START Raw data
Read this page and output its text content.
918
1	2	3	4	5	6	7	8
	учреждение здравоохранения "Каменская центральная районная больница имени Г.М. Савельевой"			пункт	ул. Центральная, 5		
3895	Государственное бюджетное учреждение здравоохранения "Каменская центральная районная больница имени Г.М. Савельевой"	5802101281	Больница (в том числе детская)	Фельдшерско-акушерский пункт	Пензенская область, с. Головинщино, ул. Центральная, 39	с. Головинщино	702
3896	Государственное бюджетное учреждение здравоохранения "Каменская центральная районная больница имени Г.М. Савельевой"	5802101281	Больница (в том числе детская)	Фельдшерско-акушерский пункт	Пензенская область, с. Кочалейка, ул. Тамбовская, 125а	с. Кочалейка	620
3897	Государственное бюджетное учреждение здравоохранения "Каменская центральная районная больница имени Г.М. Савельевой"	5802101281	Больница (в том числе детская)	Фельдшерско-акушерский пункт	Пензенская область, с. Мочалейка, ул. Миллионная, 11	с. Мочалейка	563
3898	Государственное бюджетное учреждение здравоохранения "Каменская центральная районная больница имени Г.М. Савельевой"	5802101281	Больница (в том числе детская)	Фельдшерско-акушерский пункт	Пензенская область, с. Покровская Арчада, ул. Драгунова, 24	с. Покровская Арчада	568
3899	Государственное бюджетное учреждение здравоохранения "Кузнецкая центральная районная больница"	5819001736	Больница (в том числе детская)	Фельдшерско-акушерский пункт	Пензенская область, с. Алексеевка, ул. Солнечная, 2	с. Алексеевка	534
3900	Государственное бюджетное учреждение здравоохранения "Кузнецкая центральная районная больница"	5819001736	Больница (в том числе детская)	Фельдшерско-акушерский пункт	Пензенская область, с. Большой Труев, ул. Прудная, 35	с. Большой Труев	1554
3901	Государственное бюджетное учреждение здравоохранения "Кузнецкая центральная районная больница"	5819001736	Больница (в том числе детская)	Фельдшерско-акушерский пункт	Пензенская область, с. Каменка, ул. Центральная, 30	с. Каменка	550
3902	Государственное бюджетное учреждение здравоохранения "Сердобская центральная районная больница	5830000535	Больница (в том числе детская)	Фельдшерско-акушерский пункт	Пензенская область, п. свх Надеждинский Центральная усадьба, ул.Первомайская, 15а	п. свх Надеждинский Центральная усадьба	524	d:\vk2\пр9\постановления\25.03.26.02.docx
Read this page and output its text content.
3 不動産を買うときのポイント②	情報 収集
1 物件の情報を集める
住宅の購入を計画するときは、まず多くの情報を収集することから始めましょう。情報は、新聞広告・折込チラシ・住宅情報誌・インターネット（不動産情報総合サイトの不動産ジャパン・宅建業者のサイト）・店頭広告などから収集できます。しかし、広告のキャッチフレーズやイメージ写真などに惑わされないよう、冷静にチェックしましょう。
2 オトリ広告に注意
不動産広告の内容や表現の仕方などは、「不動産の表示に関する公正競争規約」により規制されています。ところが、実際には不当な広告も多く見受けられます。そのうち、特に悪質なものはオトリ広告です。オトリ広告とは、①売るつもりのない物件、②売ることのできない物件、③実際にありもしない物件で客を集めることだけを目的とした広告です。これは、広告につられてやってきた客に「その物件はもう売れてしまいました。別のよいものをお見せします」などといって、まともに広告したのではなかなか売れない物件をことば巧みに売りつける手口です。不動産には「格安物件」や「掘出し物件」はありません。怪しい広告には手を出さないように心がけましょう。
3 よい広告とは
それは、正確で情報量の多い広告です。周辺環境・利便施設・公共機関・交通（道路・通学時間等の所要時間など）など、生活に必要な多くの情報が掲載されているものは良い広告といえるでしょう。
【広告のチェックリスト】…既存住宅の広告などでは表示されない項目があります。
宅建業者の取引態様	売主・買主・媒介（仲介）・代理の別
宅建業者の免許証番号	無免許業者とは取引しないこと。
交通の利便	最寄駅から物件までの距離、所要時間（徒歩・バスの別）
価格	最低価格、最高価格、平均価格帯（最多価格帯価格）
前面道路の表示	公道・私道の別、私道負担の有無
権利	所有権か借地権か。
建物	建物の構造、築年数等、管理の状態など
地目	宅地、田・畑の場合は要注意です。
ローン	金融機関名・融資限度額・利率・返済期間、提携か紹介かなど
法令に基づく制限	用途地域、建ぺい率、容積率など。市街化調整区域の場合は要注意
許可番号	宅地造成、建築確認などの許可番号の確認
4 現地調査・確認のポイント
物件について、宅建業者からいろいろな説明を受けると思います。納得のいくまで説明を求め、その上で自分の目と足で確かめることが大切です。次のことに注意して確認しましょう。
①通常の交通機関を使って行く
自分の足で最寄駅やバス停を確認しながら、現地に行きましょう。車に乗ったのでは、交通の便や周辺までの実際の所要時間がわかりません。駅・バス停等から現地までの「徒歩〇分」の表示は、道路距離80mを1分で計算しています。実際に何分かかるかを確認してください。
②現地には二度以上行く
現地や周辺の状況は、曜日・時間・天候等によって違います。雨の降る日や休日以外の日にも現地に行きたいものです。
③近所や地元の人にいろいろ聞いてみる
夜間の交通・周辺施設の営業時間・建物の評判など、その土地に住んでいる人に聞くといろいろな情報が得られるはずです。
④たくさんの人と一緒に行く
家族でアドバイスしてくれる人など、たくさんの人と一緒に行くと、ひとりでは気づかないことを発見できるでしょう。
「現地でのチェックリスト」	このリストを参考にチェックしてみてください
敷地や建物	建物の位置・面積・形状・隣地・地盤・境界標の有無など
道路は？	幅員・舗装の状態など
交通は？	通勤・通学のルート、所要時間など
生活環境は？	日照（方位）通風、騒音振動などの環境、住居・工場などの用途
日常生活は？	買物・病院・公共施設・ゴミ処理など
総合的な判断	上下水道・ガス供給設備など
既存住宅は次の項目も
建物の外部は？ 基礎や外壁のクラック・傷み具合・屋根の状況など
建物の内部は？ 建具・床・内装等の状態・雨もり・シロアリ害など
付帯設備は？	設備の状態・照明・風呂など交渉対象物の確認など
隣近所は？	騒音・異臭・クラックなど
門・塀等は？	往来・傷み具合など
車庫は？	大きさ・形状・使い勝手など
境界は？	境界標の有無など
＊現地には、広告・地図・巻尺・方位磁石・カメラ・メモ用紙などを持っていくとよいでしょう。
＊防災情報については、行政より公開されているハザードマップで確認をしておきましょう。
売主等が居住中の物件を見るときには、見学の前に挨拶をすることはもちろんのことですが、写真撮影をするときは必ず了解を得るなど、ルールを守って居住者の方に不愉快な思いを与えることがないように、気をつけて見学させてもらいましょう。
END Raw data
**Objective**
Make an exact copy of every entry.

**Output**
Read this page and output its text content.
918
1	2	3	4	5	6	7	8
	учреждение здравоохранения "Каменская центральная районная больница имени Г.М. Савельевой"			пункт	ул. Центральная, 5		
3895	Государственное бюджетное учреждение здравоохранения "Каменская центральная районная больница имени Г.М. Савельевой"	5802101281	Больница (в том числе детская)	Фельдшерско-акушерский пункт	Пензенская область, с. Головинщино, ул. Центральная, 39	с. Головинщино	702
3896	Государственное бюджетное учреждение здравоохранения "Каменская центральная районная больница имени Г.М. Савельевой"	5802101281	Больница (в том числе детская)	Фельдшерско-акушерский пункт	Пензенская область, с. Кочалейка, ул. Тамбовская, 125а	с. Кочалейка	620
3897	Государственное бюджетное учреждение здравоохранения "Каменская центральная районная больница имени Г.М. Савельевой"	5802101281	Больница (в том числе детская)	Фельдшерско-акушерский пункт	Пензенская область, с. Мочалейка, ул. Миллионная, 11	с. Мочалейка	563
3898	Государственное бюджетное учреждение здравоохранения "Каменская центральная районная больница имени Г.М. Савельевой"	5802101281	Больница (в том числе детская)	Фельдшерско-акушерский пункт	Пензенская область, с. Покровская Арчада, ул. Драгунова, 24	с. Покровская Арчада	568
3899	Государственное бюджетное учреждение здравоохранения "Кузнецкая центральная районная больница"	5819001736	Больница (в том числе детская)	Фельдшерско-акушерский пункт	Пензенская область, с. Алексеевка, ул. Солнечная, 2	с. Алексеевка	534
3900	Государственное бюджетное учреждение здравоохранения "Кузнецкая центральная районная больница"	5819001736	Больница (в том числе детская)	Фельдшерско-акушерский пункт	Пензенская область, с. Большой Труев, ул. Прудная, 35	с. Большой Труев	1554
3901	Государственное бюджетное учреждение здравоохранения "Кузнецкая центральная районная больница"	5819001736	Больница (в том числе детская)	Фельдшерско-акушерский пункт	Пензенская область, с. Каменка, ул. Центральная, 30	с. Каменка	550
3902	Государственное бюджетное учреждение здравоохранения "Сердобская центральная районная больница	5830000535	Больница (в том числе детская)	Фельдшерско-акушерский пункт	Пензенская область, п. свх Надеждинский Центральная усадьба, ул.Первомайская, 15а	п. свх Надеждинский Центральная усадьба	524	d:\vk2\пр9\постановления\25.03.26.02.docx
Read this page and output its text content.
3 不動産を買うときのポイント②	情報 収集
1 物件の情報を集める
住宅の購入を計画するときは、まず多くの情報を収集することから始めましょう。情報は、新聞広告・折込チラシ・住宅情報誌・インターネット（不動産情報総合サイトの不動産ジャパン・宅建業者のサイト）・店頭広告などから収集できます。しかし、広告のキャッチフレーズやイメージ写真などに惑わされないよう、冷静にチェックしましょう。
2 オトリ広告に注意
不動産広告の内容や表現の仕方などは、「不動産の表示に関する公正競争規約」により規制されています。ところが、実際には不当な広告も多く見受けられます。そのうち、特に悪質なものはオトリ広告です。オトリ広告とは、①売るつもりのない物件、②売ることのできない物件、③実際にありもしない物件で客を集めることだけを目的とした広告です。これは、広告につられてやってきた客に「その物件はもう売れてしまいました。別のよいものをお見せします」などといって、まともに広告したのではなかなか売れない物件をことば巧みに売りつける手口です。不動産には「格安物件」や「掘出し物件」はありません。怪しい広告には手を出さないように心がけましょう。
3 よい広告とは
それは、正確で情報量の多い広告です。周辺環境・利便施設・公共機関・交通（道路・通学時間等の所要時間など）など、生活に必要な多くの情報が掲載されているものは良い広告といえるでしょう。
【広告のチェックリスト】…既存住宅の広告などでは表示されない項目があります。
宅建業者の取引態様	売主・買主・媒介（仲介）・代理の別
宅建業者の免許証番号	無免許業者とは取引しないこと。
交通の利便	最寄駅から物件までの距離、所要時間（徒歩・バスの別）
価格	最低価格、最高価格、平均価格帯（最多価格帯価格）
前面道路の表示	公道・私道の別、私道負担の有無
権利	所有権か借地権か。
建物	建物の構造、築年数等、管理の状態など
地目	宅地、田・畑の場合は要注意です。
ローン	金融機関名・融資限度額・利率・返済期間、提携か紹介かなど
法令に基づく制限	用途地域、建ぺい率、容積率など。市街化調整区域の場合は要注意
許可番号	宅地造成、建築確認などの許可番号の確認
4 現地調査・確認のポイント
物件について、宅建業者からいろいろな説明を受けると思います。納得のいくまで説明を求め、その上で自分の目と足で確かめることが大切です。次のことに注意して確認しましょう。
①通常の交通機関を使って行く
自分の足で最寄駅やバス停を確認しながら、現地に行きましょう。車に乗ったのでは、交通の便や周辺までの実際の所要時間がわかりません。駅・バス停等から現地までの「徒歩〇分」の表示は、道路距離80mを1分で計算しています。実際に何分かかるかを確認してください。
②現地には二度以上行く
現地や周辺の状況は、曜日・時間・天候等によって違います。雨の降る日や休日以外の日にも現地に行きたいものです。
③近所や地元の人にいろいろ聞いてみる
夜間の交通・周辺施設の営業時間・建物の評判など、その土地に住んでいる人に聞くといろいろな情報が得られるはずです。
④たくさんの人と一緒に行く
家族でアドバイスしてくれる人など、たくさんの人と一緒に行くと、ひとりでは気づかないことを発見できるでしょう。
「現地でのチェックリスト」	このリストを参考にチェックしてみてください
敷地や建物	建物の位置・面積・形状・隣地・地盤・境界標の有無など
道路は？	幅員・舗装の状態など
交通は？	通勤・通学のルート、所要時間など
生活環境は？	日照（方位）通風、騒音振動などの環境、住居・工場などの用途
日常生活は？	買物・病院・公共施設・ゴミ処理など
総合的な判断	上下水道・ガス供給設備など
既存住宅は次の項目も
建物の外部は？ 基礎や外壁のクラック・傷み具合・屋根の状況など
建物の内部は？ 建具・床・内装等の状態・雨もり・シロアリ害など
付帯設備は？	設備の状態・照明・風呂など交渉対象物の確認など
隣近所は？	騒音・異臭・クラックなど
門・塀等は？	往来・傷み具合など
車庫は？	大きさ・形状・使い勝手など
境界は？	境界標の有無など
＊現地には、広告・地図・巻尺・方位磁石・カメラ・メモ用紙などを持っていくとよいでしょう。
＊防災情報については、行政より公開されているハザードマップで確認をしておきましょう。
売主等が居住中の物件を見るときには、見学の前に挨拶をすることはもちろんのことですが、写真撮影をするときは必ず了解を得るなど、ルールを守って居住者の方に不愉快な思いを与えることがないように、気をつけて見学させてもらいましょう。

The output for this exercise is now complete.